[Given request]:
Locate the lines of the listing below that hold "right", then copy each of them.

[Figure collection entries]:
# # # # #

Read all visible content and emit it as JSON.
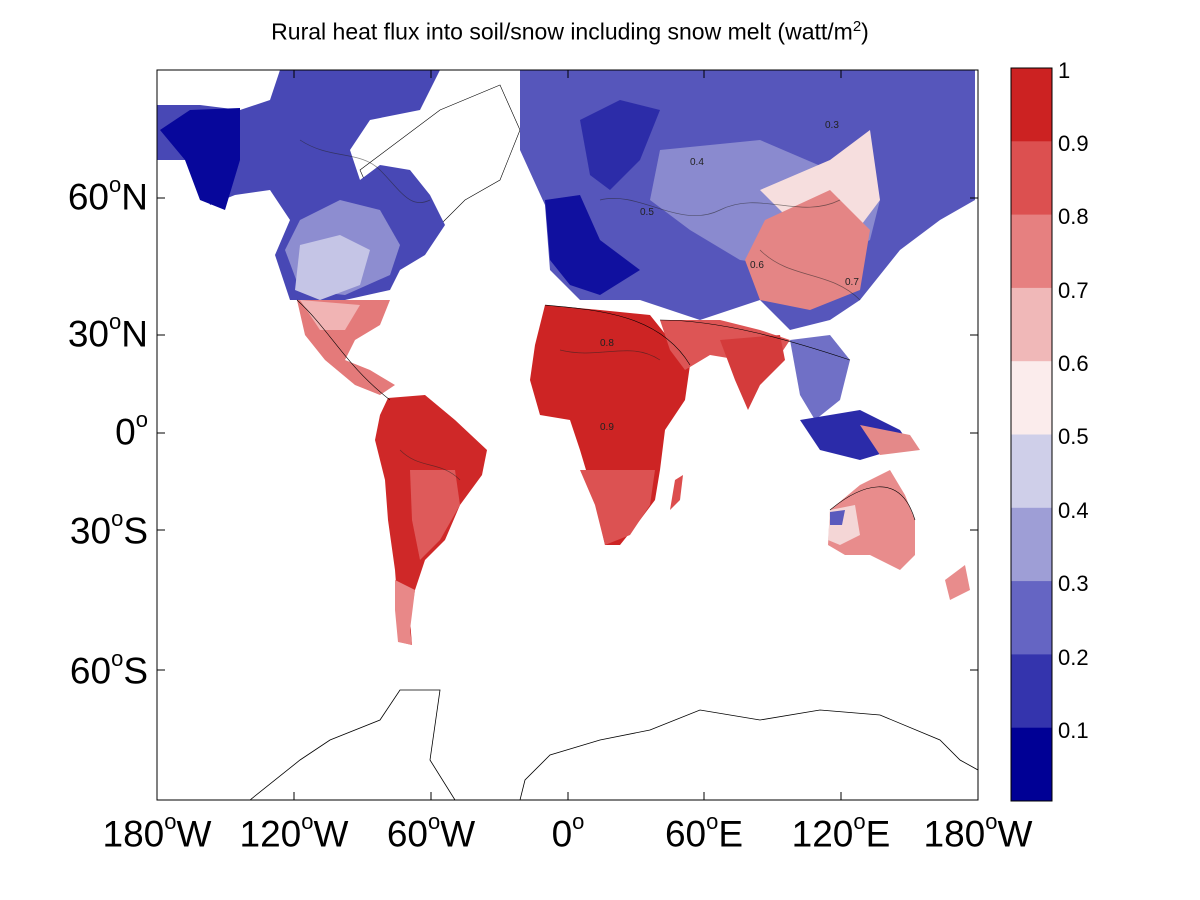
{
  "title": {
    "text": "Rural heat flux into soil/snow including snow melt (watt/m",
    "superscript": "2",
    "suffix": ")"
  },
  "y_axis_labels": [
    {
      "deg": "60",
      "hemi": "N"
    },
    {
      "deg": "30",
      "hemi": "N"
    },
    {
      "deg": "0",
      "hemi": ""
    },
    {
      "deg": "30",
      "hemi": "S"
    },
    {
      "deg": "60",
      "hemi": "S"
    }
  ],
  "x_axis_labels": [
    {
      "deg": "180",
      "hemi": "W"
    },
    {
      "deg": "120",
      "hemi": "W"
    },
    {
      "deg": "60",
      "hemi": "W"
    },
    {
      "deg": "0",
      "hemi": ""
    },
    {
      "deg": "60",
      "hemi": "E"
    },
    {
      "deg": "120",
      "hemi": "E"
    },
    {
      "deg": "180",
      "hemi": "W"
    }
  ],
  "degree_symbol": "o",
  "colorbar": {
    "labels": [
      "1",
      "0.9",
      "0.8",
      "0.7",
      "0.6",
      "0.5",
      "0.4",
      "0.3",
      "0.2",
      "0.1"
    ],
    "colors": [
      "#cc2222",
      "#dc5050",
      "#e68080",
      "#f0b8b8",
      "#fbecec",
      "#cfcfe9",
      "#9e9ed6",
      "#6565c3",
      "#3434ad",
      "#000095"
    ]
  },
  "map": {
    "projection": "mercator",
    "lon_range": [
      -180,
      180
    ],
    "lat_range": [
      -80,
      80
    ],
    "contour_labels": [
      "0.3",
      "0.4",
      "0.5",
      "0.6",
      "0.7",
      "0.8",
      "0.9"
    ]
  }
}
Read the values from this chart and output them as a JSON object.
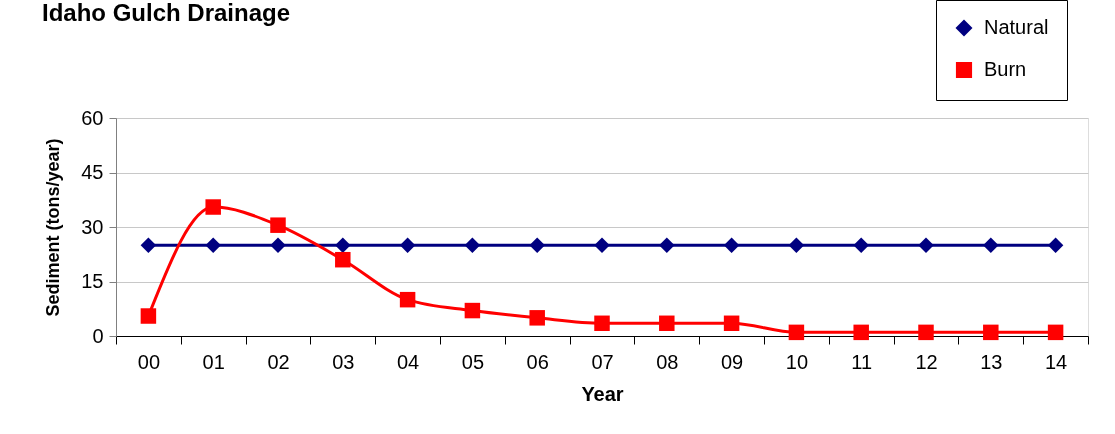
{
  "chart_data": {
    "type": "line",
    "title": "Idaho Gulch Drainage",
    "xlabel": "Year",
    "ylabel": "Sediment (tons/year)",
    "categories": [
      "00",
      "01",
      "02",
      "03",
      "04",
      "05",
      "06",
      "07",
      "08",
      "09",
      "10",
      "11",
      "12",
      "13",
      "14"
    ],
    "series": [
      {
        "name": "Natural",
        "color": "#000080",
        "marker": "diamond",
        "values": [
          25,
          25,
          25,
          25,
          25,
          25,
          25,
          25,
          25,
          25,
          25,
          25,
          25,
          25,
          25
        ]
      },
      {
        "name": "Burn",
        "color": "#ff0000",
        "marker": "square",
        "values": [
          5.5,
          35.5,
          30.5,
          21,
          10,
          7,
          5,
          3.5,
          3.5,
          3.5,
          1,
          1,
          1,
          1,
          1
        ]
      }
    ],
    "ylim": [
      0,
      60
    ],
    "yticks": [
      0,
      15,
      30,
      45,
      60
    ],
    "grid": "y",
    "legend": "top right"
  }
}
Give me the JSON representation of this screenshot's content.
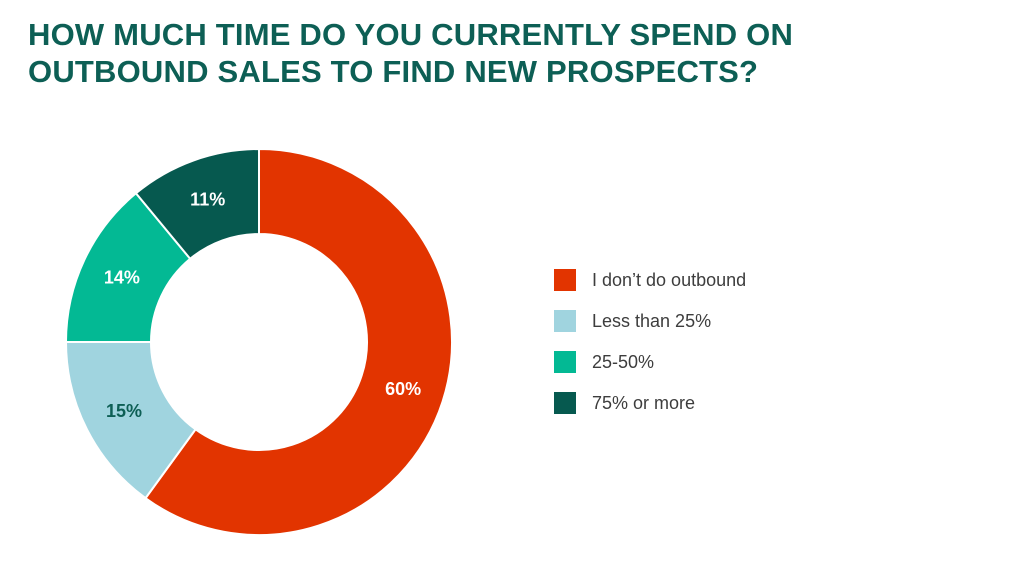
{
  "title_lines": {
    "line1": "HOW MUCH TIME DO YOU CURRENTLY SPEND ON",
    "line2": "OUTBOUND SALES TO FIND NEW PROSPECTS?"
  },
  "title_color": "#0d5f55",
  "legend_text_color": "#3d3d3d",
  "chart_data": {
    "type": "pie",
    "subtype": "donut",
    "title": "HOW MUCH TIME DO YOU CURRENTLY SPEND ON OUTBOUND SALES TO FIND NEW PROSPECTS?",
    "categories": [
      "I don’t do outbound",
      "Less than 25%",
      "25-50%",
      "75% or more"
    ],
    "values": [
      60,
      15,
      14,
      11
    ],
    "value_labels": [
      "60%",
      "15%",
      "14%",
      "11%"
    ],
    "colors": [
      "#e23400",
      "#a0d4df",
      "#03b994",
      "#06594f"
    ],
    "label_colors": [
      "#ffffff",
      "#0d5f55",
      "#ffffff",
      "#ffffff"
    ],
    "start_angle_deg": 0,
    "direction": "clockwise",
    "inner_radius_ratio": 0.56,
    "separator_color": "#ffffff",
    "legend_position": "right",
    "grid": false
  },
  "legend": {
    "items": [
      {
        "label": "I don’t do outbound",
        "color": "#e23400"
      },
      {
        "label": "Less than 25%",
        "color": "#a0d4df"
      },
      {
        "label": "25-50%",
        "color": "#03b994"
      },
      {
        "label": "75% or more",
        "color": "#06594f"
      }
    ]
  }
}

# # # # #

[Response to the exercise]:
    "legend": "top right"
    "legend_position": "right",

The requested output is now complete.